__What you need to do__
All entries must be extracted exactly, with nothing added or dropped.
++++ Available records
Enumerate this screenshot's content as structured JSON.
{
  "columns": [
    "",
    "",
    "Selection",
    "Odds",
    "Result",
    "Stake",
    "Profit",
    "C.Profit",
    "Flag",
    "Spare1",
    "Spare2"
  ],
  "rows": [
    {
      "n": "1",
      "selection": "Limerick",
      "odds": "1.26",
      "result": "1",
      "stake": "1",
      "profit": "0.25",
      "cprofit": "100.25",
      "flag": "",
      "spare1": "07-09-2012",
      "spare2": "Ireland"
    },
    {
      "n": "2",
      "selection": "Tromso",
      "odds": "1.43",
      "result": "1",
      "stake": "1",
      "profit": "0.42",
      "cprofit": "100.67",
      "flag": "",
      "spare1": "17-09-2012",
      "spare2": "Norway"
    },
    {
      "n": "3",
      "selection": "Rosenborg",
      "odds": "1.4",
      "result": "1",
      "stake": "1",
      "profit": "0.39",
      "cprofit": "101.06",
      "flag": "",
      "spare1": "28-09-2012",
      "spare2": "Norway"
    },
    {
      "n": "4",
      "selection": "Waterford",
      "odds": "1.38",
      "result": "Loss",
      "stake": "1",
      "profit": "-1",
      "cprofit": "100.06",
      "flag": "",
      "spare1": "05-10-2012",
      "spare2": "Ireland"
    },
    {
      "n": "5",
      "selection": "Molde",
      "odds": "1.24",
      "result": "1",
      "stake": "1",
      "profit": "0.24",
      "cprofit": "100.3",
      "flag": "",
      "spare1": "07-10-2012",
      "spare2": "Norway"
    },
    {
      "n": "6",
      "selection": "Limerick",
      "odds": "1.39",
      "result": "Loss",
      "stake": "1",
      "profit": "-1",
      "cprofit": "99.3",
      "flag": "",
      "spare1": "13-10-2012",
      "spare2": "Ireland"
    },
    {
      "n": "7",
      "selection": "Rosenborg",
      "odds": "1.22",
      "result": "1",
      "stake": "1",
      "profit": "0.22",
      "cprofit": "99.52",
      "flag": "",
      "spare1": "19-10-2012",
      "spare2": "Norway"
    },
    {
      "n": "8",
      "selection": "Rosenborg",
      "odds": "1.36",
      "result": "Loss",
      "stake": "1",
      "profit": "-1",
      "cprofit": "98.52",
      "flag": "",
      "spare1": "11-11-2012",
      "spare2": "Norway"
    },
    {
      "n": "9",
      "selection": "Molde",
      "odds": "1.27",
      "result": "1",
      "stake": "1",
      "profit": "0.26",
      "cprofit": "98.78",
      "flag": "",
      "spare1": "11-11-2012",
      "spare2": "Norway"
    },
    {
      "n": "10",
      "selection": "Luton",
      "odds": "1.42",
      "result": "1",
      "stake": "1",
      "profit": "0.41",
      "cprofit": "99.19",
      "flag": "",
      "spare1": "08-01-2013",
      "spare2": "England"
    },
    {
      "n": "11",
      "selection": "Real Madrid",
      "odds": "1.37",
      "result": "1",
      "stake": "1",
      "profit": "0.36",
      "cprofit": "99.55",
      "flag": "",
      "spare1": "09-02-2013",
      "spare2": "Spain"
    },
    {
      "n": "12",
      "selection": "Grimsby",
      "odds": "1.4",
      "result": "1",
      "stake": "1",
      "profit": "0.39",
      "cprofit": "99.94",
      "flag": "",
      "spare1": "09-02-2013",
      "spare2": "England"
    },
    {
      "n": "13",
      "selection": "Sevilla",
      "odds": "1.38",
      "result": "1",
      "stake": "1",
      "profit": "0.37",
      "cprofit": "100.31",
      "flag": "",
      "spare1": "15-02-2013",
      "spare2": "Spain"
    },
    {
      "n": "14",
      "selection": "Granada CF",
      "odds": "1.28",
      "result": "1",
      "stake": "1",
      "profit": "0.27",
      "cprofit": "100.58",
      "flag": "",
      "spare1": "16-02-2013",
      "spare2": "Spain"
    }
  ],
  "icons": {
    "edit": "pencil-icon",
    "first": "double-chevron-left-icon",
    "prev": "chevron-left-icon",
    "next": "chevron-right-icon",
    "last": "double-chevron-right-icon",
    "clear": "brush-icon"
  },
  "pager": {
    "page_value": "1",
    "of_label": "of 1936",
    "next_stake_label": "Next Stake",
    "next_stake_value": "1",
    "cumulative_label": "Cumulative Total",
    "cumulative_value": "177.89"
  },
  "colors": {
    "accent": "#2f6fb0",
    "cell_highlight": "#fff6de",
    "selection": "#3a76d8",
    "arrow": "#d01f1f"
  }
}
++++++++
__Correct result__
Enumerate this screenshot's content as structured JSON.
{
  "columns": [
    "",
    "",
    "Selection",
    "Odds",
    "Result",
    "Stake",
    "Profit",
    "C.Profit",
    "Flag",
    "Spare1",
    "Spare2"
  ],
  "rows": [
    {
      "n": "1",
      "selection": "Limerick",
      "odds": "1.26",
      "result": "1",
      "stake": "1",
      "profit": "0.25",
      "cprofit": "100.25",
      "flag": "",
      "spare1": "07-09-2012",
      "spare2": "Ireland"
    },
    {
      "n": "2",
      "selection": "Tromso",
      "odds": "1.43",
      "result": "1",
      "stake": "1",
      "profit": "0.42",
      "cprofit": "100.67",
      "flag": "",
      "spare1": "17-09-2012",
      "spare2": "Norway"
    },
    {
      "n": "3",
      "selection": "Rosenborg",
      "odds": "1.4",
      "result": "1",
      "stake": "1",
      "profit": "0.39",
      "cprofit": "101.06",
      "flag": "",
      "spare1": "28-09-2012",
      "spare2": "Norway"
    },
    {
      "n": "4",
      "selection": "Waterford",
      "odds": "1.38",
      "result": "Loss",
      "stake": "1",
      "profit": "-1",
      "cprofit": "100.06",
      "flag": "",
      "spare1": "05-10-2012",
      "spare2": "Ireland"
    },
    {
      "n": "5",
      "selection": "Molde",
      "odds": "1.24",
      "result": "1",
      "stake": "1",
      "profit": "0.24",
      "cprofit": "100.3",
      "flag": "",
      "spare1": "07-10-2012",
      "spare2": "Norway"
    },
    {
      "n": "6",
      "selection": "Limerick",
      "odds": "1.39",
      "result": "Loss",
      "stake": "1",
      "profit": "-1",
      "cprofit": "99.3",
      "flag": "",
      "spare1": "13-10-2012",
      "spare2": "Ireland"
    },
    {
      "n": "7",
      "selection": "Rosenborg",
      "odds": "1.22",
      "result": "1",
      "stake": "1",
      "profit": "0.22",
      "cprofit": "99.52",
      "flag": "",
      "spare1": "19-10-2012",
      "spare2": "Norway"
    },
    {
      "n": "8",
      "selection": "Rosenborg",
      "odds": "1.36",
      "result": "Loss",
      "stake": "1",
      "profit": "-1",
      "cprofit": "98.52",
      "flag": "",
      "spare1": "11-11-2012",
      "spare2": "Norway"
    },
    {
      "n": "9",
      "selection": "Molde",
      "odds": "1.27",
      "result": "1",
      "stake": "1",
      "profit": "0.26",
      "cprofit": "98.78",
      "flag": "",
      "spare1": "11-11-2012",
      "spare2": "Norway"
    },
    {
      "n": "10",
      "selection": "Luton",
      "odds": "1.42",
      "result": "1",
      "stake": "1",
      "profit": "0.41",
      "cprofit": "99.19",
      "flag": "",
      "spare1": "08-01-2013",
      "spare2": "England"
    },
    {
      "n": "11",
      "selection": "Real Madrid",
      "odds": "1.37",
      "result": "1",
      "stake": "1",
      "profit": "0.36",
      "cprofit": "99.55",
      "flag": "",
      "spare1": "09-02-2013",
      "spare2": "Spain"
    },
    {
      "n": "12",
      "selection": "Grimsby",
      "odds": "1.4",
      "result": "1",
      "stake": "1",
      "profit": "0.39",
      "cprofit": "99.94",
      "flag": "",
      "spare1": "09-02-2013",
      "spare2": "England"
    },
    {
      "n": "13",
      "selection": "Sevilla",
      "odds": "1.38",
      "result": "1",
      "stake": "1",
      "profit": "0.37",
      "cprofit": "100.31",
      "flag": "",
      "spare1": "15-02-2013",
      "spare2": "Spain"
    },
    {
      "n": "14",
      "selection": "Granada CF",
      "odds": "1.28",
      "result": "1",
      "stake": "1",
      "profit": "0.27",
      "cprofit": "100.58",
      "flag": "",
      "spare1": "16-02-2013",
      "spare2": "Spain"
    }
  ],
  "icons": {
    "edit": "pencil-icon",
    "first": "double-chevron-left-icon",
    "prev": "chevron-left-icon",
    "next": "chevron-right-icon",
    "last": "double-chevron-right-icon",
    "clear": "brush-icon"
  },
  "pager": {
    "page_value": "1",
    "of_label": "of 1936",
    "next_stake_label": "Next Stake",
    "next_stake_value": "1",
    "cumulative_label": "Cumulative Total",
    "cumulative_value": "177.89"
  },
  "colors": {
    "accent": "#2f6fb0",
    "cell_highlight": "#fff6de",
    "selection": "#3a76d8",
    "arrow": "#d01f1f"
  }
}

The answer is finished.